## Start DATA LISTING

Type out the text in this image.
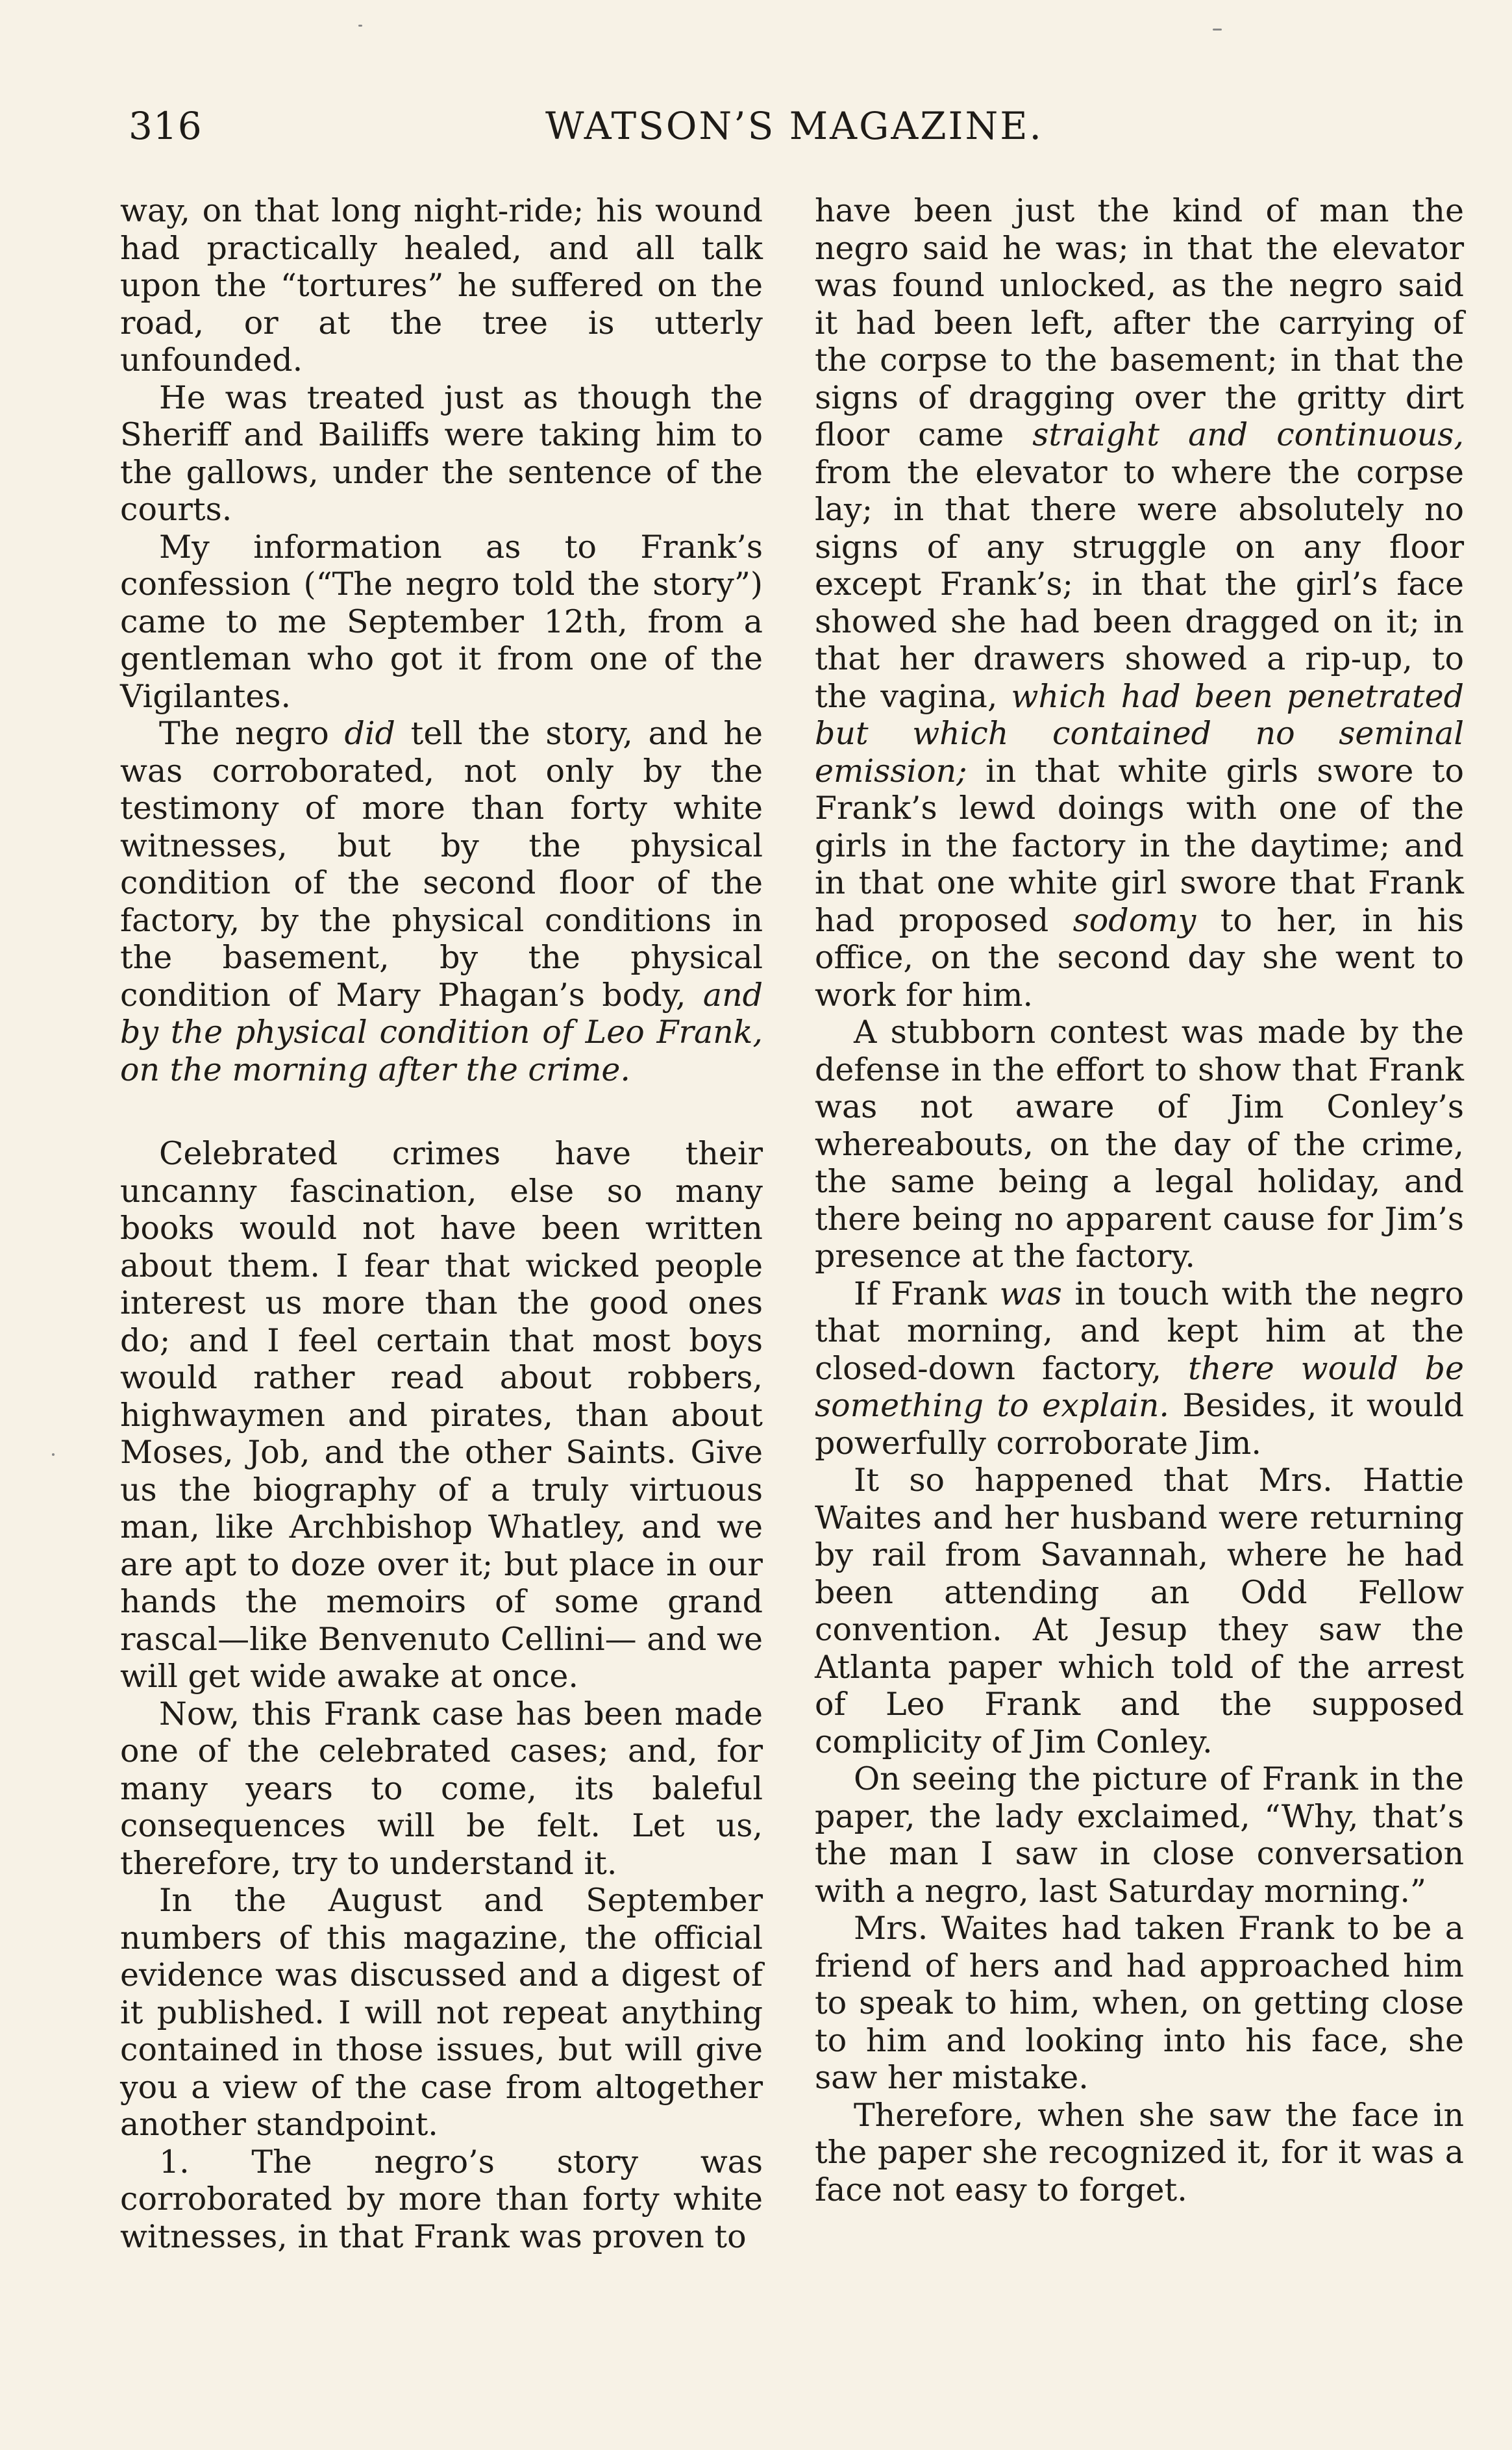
316	WATSON’S MAGAZINE.

way, on that long night-ride; his wound had practically healed, and all talk upon the “tortures” he suffered on the road, or at the tree is utterly unfounded.

He was treated just as though the Sheriff and Bailiffs were taking him to the gallows, under the sentence of the courts.

My information as to Frank’s confession (“The negro told the story”) came to me September 12th, from a gentleman who got it from one of the Vigilantes.

The negro did tell the story, and he was corroborated, not only by the testimony of more than forty white witnesses, but by the physical condition of the second floor of the factory, by the physical conditions in the basement, by the physical condition of Mary Phagan’s body, and by the physical condition of Leo Frank, on the morning after the crime.

Celebrated crimes have their uncanny fascination, else so many books would not have been written about them. I fear that wicked people interest us more than the good ones do; and I feel certain that most boys would rather read about robbers, highwaymen and pirates, than about Moses, Job, and the other Saints. Give us the biography of a truly virtuous man, like Archbishop Whatley, and we are apt to doze over it; but place in our hands the memoirs of some grand rascal—like Benvenuto Cellini— and we will get wide awake at once.

Now, this Frank case has been made one of the celebrated cases; and, for many years to come, its baleful consequences will be felt. Let us, therefore, try to understand it.

In the August and September numbers of this magazine, the official evidence was discussed and a digest of it published. I will not repeat anything contained in those issues, but will give you a view of the case from altogether another standpoint.

1. The negro’s story was corroborated by more than forty white witnesses, in that Frank was proven to

have been just the kind of man the negro said he was; in that the elevator was found unlocked, as the negro said it had been left, after the carrying of the corpse to the basement; in that the signs of dragging over the gritty dirt floor came straight and continuous, from the elevator to where the corpse lay; in that there were absolutely no signs of any struggle on any floor except Frank’s; in that the girl’s face showed she had been dragged on it; in that her drawers showed a rip-up, to the vagina, which had been penetrated but which contained no seminal emission; in that white girls swore to Frank’s lewd doings with one of the girls in the factory in the daytime; and in that one white girl swore that Frank had proposed sodomy to her, in his office, on the second day she went to work for him.

A stubborn contest was made by the defense in the effort to show that Frank was not aware of Jim Conley’s whereabouts, on the day of the crime, the same being a legal holiday, and there being no apparent cause for Jim’s presence at the factory.

If Frank was in touch with the negro that morning, and kept him at the closed-down factory, there would be something to explain. Besides, it would powerfully corroborate Jim.

It so happened that Mrs. Hattie Waites and her husband were returning by rail from Savannah, where he had been attending an Odd Fellow convention. At Jesup they saw the Atlanta paper which told of the arrest of Leo Frank and the supposed complicity of Jim Conley.

On seeing the picture of Frank in the paper, the lady exclaimed, “Why, that’s the man I saw in close conversation with a negro, last Saturday morning.”

Mrs. Waites had taken Frank to be a friend of hers and had approached him to speak to him, when, on getting close to him and looking into his face, she saw her mistake.

Therefore, when she saw the face in the paper she recognized it, for it was a face not easy to forget.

## End DATA LISTING

## SHORT TASK
Leave the images out, please, and restate each line word for word.

## RESPONSE TO THE TASK
Type out the text in this image.
316	WATSON’S MAGAZINE.

way, on that long night-ride; his wound had practically healed, and all talk upon the “tortures” he suffered on the road, or at the tree is utterly unfounded.

He was treated just as though the Sheriff and Bailiffs were taking him to the gallows, under the sentence of the courts.

My information as to Frank’s confession (“The negro told the story”) came to me September 12th, from a gentleman who got it from one of the Vigilantes.

The negro did tell the story, and he was corroborated, not only by the testimony of more than forty white witnesses, but by the physical condition of the second floor of the factory, by the physical conditions in the basement, by the physical condition of Mary Phagan’s body, and by the physical condition of Leo Frank, on the morning after the crime.

Celebrated crimes have their uncanny fascination, else so many books would not have been written about them. I fear that wicked people interest us more than the good ones do; and I feel certain that most boys would rather read about robbers, highwaymen and pirates, than about Moses, Job, and the other Saints. Give us the biography of a truly virtuous man, like Archbishop Whatley, and we are apt to doze over it; but place in our hands the memoirs of some grand rascal—like Benvenuto Cellini— and we will get wide awake at once.

Now, this Frank case has been made one of the celebrated cases; and, for many years to come, its baleful consequences will be felt. Let us, therefore, try to understand it.

In the August and September numbers of this magazine, the official evidence was discussed and a digest of it published. I will not repeat anything contained in those issues, but will give you a view of the case from altogether another standpoint.

1. The negro’s story was corroborated by more than forty white witnesses, in that Frank was proven to

have been just the kind of man the negro said he was; in that the elevator was found unlocked, as the negro said it had been left, after the carrying of the corpse to the basement; in that the signs of dragging over the gritty dirt floor came straight and continuous, from the elevator to where the corpse lay; in that there were absolutely no signs of any struggle on any floor except Frank’s; in that the girl’s face showed she had been dragged on it; in that her drawers showed a rip-up, to the vagina, which had been penetrated but which contained no seminal emission; in that white girls swore to Frank’s lewd doings with one of the girls in the factory in the daytime; and in that one white girl swore that Frank had proposed sodomy to her, in his office, on the second day she went to work for him.

A stubborn contest was made by the defense in the effort to show that Frank was not aware of Jim Conley’s whereabouts, on the day of the crime, the same being a legal holiday, and there being no apparent cause for Jim’s presence at the factory.

If Frank was in touch with the negro that morning, and kept him at the closed-down factory, there would be something to explain. Besides, it would powerfully corroborate Jim.

It so happened that Mrs. Hattie Waites and her husband were returning by rail from Savannah, where he had been attending an Odd Fellow convention. At Jesup they saw the Atlanta paper which told of the arrest of Leo Frank and the supposed complicity of Jim Conley.

On seeing the picture of Frank in the paper, the lady exclaimed, “Why, that’s the man I saw in close conversation with a negro, last Saturday morning.”

Mrs. Waites had taken Frank to be a friend of hers and had approached him to speak to him, when, on getting close to him and looking into his face, she saw her mistake.

Therefore, when she saw the face in the paper she recognized it, for it was a face not easy to forget.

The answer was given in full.